TASK BRIEF
Write out the listing below again, precisely as it is given.

Stored records
□ □ □ □ □
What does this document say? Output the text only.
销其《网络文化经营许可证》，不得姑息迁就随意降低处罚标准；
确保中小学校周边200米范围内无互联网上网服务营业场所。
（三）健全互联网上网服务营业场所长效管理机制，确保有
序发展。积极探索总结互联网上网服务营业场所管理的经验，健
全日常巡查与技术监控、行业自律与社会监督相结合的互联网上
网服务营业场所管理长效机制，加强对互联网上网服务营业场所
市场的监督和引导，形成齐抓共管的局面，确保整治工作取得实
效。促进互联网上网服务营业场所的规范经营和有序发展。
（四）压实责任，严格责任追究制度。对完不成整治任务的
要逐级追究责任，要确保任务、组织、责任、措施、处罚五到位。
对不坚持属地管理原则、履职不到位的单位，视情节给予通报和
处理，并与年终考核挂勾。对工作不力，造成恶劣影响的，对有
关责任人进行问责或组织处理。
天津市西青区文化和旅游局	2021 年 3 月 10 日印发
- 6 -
□ □ □ □ □
OUTPUT FOR THIS TASK
What does this document say? Output the text only.
销其《网络文化经营许可证》，不得姑息迁就随意降低处罚标准；
确保中小学校周边200米范围内无互联网上网服务营业场所。
（三）健全互联网上网服务营业场所长效管理机制，确保有
序发展。积极探索总结互联网上网服务营业场所管理的经验，健
全日常巡查与技术监控、行业自律与社会监督相结合的互联网上
网服务营业场所管理长效机制，加强对互联网上网服务营业场所
市场的监督和引导，形成齐抓共管的局面，确保整治工作取得实
效。促进互联网上网服务营业场所的规范经营和有序发展。
（四）压实责任，严格责任追究制度。对完不成整治任务的
要逐级追究责任，要确保任务、组织、责任、措施、处罚五到位。
对不坚持属地管理原则、履职不到位的单位，视情节给予通报和
处理，并与年终考核挂勾。对工作不力，造成恶劣影响的，对有
关责任人进行问责或组织处理。
天津市西青区文化和旅游局	2021 年 3 月 10 日印发
- 6 -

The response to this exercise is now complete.